◆ Your objective: Write out every entry exactly as it stands.

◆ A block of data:
-- Start --

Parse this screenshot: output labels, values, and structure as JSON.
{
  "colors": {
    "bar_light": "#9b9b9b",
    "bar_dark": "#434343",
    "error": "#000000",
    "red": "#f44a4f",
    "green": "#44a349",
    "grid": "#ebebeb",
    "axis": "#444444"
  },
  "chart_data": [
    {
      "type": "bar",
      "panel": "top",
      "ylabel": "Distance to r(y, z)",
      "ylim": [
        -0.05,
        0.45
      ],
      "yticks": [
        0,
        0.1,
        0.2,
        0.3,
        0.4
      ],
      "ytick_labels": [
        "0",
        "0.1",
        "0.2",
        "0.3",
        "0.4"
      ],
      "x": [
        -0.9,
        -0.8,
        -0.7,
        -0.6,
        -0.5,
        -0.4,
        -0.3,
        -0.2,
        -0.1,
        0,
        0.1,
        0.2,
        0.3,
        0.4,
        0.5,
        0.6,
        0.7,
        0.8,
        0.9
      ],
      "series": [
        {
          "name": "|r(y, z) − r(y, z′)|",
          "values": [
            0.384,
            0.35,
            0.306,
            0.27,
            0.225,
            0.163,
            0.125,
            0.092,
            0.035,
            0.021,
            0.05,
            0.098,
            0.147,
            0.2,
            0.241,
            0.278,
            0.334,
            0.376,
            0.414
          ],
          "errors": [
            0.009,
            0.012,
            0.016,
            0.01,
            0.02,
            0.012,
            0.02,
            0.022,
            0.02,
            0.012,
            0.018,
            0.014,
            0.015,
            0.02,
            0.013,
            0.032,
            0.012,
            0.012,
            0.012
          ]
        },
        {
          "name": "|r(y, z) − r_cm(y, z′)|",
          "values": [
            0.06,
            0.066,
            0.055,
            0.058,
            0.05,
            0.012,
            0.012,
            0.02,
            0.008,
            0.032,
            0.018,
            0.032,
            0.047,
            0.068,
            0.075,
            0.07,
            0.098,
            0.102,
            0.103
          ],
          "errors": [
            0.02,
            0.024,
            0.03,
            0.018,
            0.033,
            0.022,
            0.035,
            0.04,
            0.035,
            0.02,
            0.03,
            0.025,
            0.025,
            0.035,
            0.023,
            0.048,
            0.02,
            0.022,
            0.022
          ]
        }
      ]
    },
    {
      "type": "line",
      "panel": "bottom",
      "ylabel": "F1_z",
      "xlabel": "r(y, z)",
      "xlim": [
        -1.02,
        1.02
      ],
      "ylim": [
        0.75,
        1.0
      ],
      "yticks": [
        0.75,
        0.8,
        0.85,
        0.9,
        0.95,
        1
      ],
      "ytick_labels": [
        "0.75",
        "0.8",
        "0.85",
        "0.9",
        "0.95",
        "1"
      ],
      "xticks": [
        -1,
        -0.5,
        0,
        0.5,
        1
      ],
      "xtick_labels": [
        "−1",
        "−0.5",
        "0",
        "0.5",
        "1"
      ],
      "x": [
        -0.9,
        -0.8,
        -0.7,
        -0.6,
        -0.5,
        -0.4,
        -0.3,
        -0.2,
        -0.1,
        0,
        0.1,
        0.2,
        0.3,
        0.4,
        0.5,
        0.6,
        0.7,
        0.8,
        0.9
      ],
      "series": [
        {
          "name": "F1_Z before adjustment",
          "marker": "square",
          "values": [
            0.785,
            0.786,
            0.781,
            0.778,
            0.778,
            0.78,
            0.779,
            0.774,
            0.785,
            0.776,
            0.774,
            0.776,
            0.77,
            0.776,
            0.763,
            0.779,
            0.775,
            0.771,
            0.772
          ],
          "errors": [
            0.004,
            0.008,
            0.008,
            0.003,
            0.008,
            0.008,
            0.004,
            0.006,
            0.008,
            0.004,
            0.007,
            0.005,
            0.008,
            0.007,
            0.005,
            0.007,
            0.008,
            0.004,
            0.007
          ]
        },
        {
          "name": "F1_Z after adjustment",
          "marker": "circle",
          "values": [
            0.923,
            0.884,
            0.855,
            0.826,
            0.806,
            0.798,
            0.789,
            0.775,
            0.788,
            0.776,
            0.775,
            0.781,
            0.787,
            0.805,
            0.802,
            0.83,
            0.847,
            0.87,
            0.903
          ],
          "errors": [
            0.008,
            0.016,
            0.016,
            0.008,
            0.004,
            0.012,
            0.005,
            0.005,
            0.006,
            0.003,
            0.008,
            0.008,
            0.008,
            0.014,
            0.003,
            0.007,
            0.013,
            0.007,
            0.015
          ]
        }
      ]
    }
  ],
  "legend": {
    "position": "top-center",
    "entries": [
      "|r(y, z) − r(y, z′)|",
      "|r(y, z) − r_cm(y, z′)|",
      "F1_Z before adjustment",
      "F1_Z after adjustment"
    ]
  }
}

-- End --

◆ The response:
Parse this screenshot: output labels, values, and structure as JSON.
{
  "colors": {
    "bar_light": "#9b9b9b",
    "bar_dark": "#434343",
    "error": "#000000",
    "red": "#f44a4f",
    "green": "#44a349",
    "grid": "#ebebeb",
    "axis": "#444444"
  },
  "chart_data": [
    {
      "type": "bar",
      "panel": "top",
      "ylabel": "Distance to r(y, z)",
      "ylim": [
        -0.05,
        0.45
      ],
      "yticks": [
        0,
        0.1,
        0.2,
        0.3,
        0.4
      ],
      "ytick_labels": [
        "0",
        "0.1",
        "0.2",
        "0.3",
        "0.4"
      ],
      "x": [
        -0.9,
        -0.8,
        -0.7,
        -0.6,
        -0.5,
        -0.4,
        -0.3,
        -0.2,
        -0.1,
        0,
        0.1,
        0.2,
        0.3,
        0.4,
        0.5,
        0.6,
        0.7,
        0.8,
        0.9
      ],
      "series": [
        {
          "name": "|r(y, z) − r(y, z′)|",
          "values": [
            0.384,
            0.35,
            0.306,
            0.27,
            0.225,
            0.163,
            0.125,
            0.092,
            0.035,
            0.021,
            0.05,
            0.098,
            0.147,
            0.2,
            0.241,
            0.278,
            0.334,
            0.376,
            0.414
          ],
          "errors": [
            0.009,
            0.012,
            0.016,
            0.01,
            0.02,
            0.012,
            0.02,
            0.022,
            0.02,
            0.012,
            0.018,
            0.014,
            0.015,
            0.02,
            0.013,
            0.032,
            0.012,
            0.012,
            0.012
          ]
        },
        {
          "name": "|r(y, z) − r_cm(y, z′)|",
          "values": [
            0.06,
            0.066,
            0.055,
            0.058,
            0.05,
            0.012,
            0.012,
            0.02,
            0.008,
            0.032,
            0.018,
            0.032,
            0.047,
            0.068,
            0.075,
            0.07,
            0.098,
            0.102,
            0.103
          ],
          "errors": [
            0.02,
            0.024,
            0.03,
            0.018,
            0.033,
            0.022,
            0.035,
            0.04,
            0.035,
            0.02,
            0.03,
            0.025,
            0.025,
            0.035,
            0.023,
            0.048,
            0.02,
            0.022,
            0.022
          ]
        }
      ]
    },
    {
      "type": "line",
      "panel": "bottom",
      "ylabel": "F1_z",
      "xlabel": "r(y, z)",
      "xlim": [
        -1.02,
        1.02
      ],
      "ylim": [
        0.75,
        1.0
      ],
      "yticks": [
        0.75,
        0.8,
        0.85,
        0.9,
        0.95,
        1
      ],
      "ytick_labels": [
        "0.75",
        "0.8",
        "0.85",
        "0.9",
        "0.95",
        "1"
      ],
      "xticks": [
        -1,
        -0.5,
        0,
        0.5,
        1
      ],
      "xtick_labels": [
        "−1",
        "−0.5",
        "0",
        "0.5",
        "1"
      ],
      "x": [
        -0.9,
        -0.8,
        -0.7,
        -0.6,
        -0.5,
        -0.4,
        -0.3,
        -0.2,
        -0.1,
        0,
        0.1,
        0.2,
        0.3,
        0.4,
        0.5,
        0.6,
        0.7,
        0.8,
        0.9
      ],
      "series": [
        {
          "name": "F1_Z before adjustment",
          "marker": "square",
          "values": [
            0.785,
            0.786,
            0.781,
            0.778,
            0.778,
            0.78,
            0.779,
            0.774,
            0.785,
            0.776,
            0.774,
            0.776,
            0.77,
            0.776,
            0.763,
            0.779,
            0.775,
            0.771,
            0.772
          ],
          "errors": [
            0.004,
            0.008,
            0.008,
            0.003,
            0.008,
            0.008,
            0.004,
            0.006,
            0.008,
            0.004,
            0.007,
            0.005,
            0.008,
            0.007,
            0.005,
            0.007,
            0.008,
            0.004,
            0.007
          ]
        },
        {
          "name": "F1_Z after adjustment",
          "marker": "circle",
          "values": [
            0.923,
            0.884,
            0.855,
            0.826,
            0.806,
            0.798,
            0.789,
            0.775,
            0.788,
            0.776,
            0.775,
            0.781,
            0.787,
            0.805,
            0.802,
            0.83,
            0.847,
            0.87,
            0.903
          ],
          "errors": [
            0.008,
            0.016,
            0.016,
            0.008,
            0.004,
            0.012,
            0.005,
            0.005,
            0.006,
            0.003,
            0.008,
            0.008,
            0.008,
            0.014,
            0.003,
            0.007,
            0.013,
            0.007,
            0.015
          ]
        }
      ]
    }
  ],
  "legend": {
    "position": "top-center",
    "entries": [
      "|r(y, z) − r(y, z′)|",
      "|r(y, z) − r_cm(y, z′)|",
      "F1_Z before adjustment",
      "F1_Z after adjustment"
    ]
  }
}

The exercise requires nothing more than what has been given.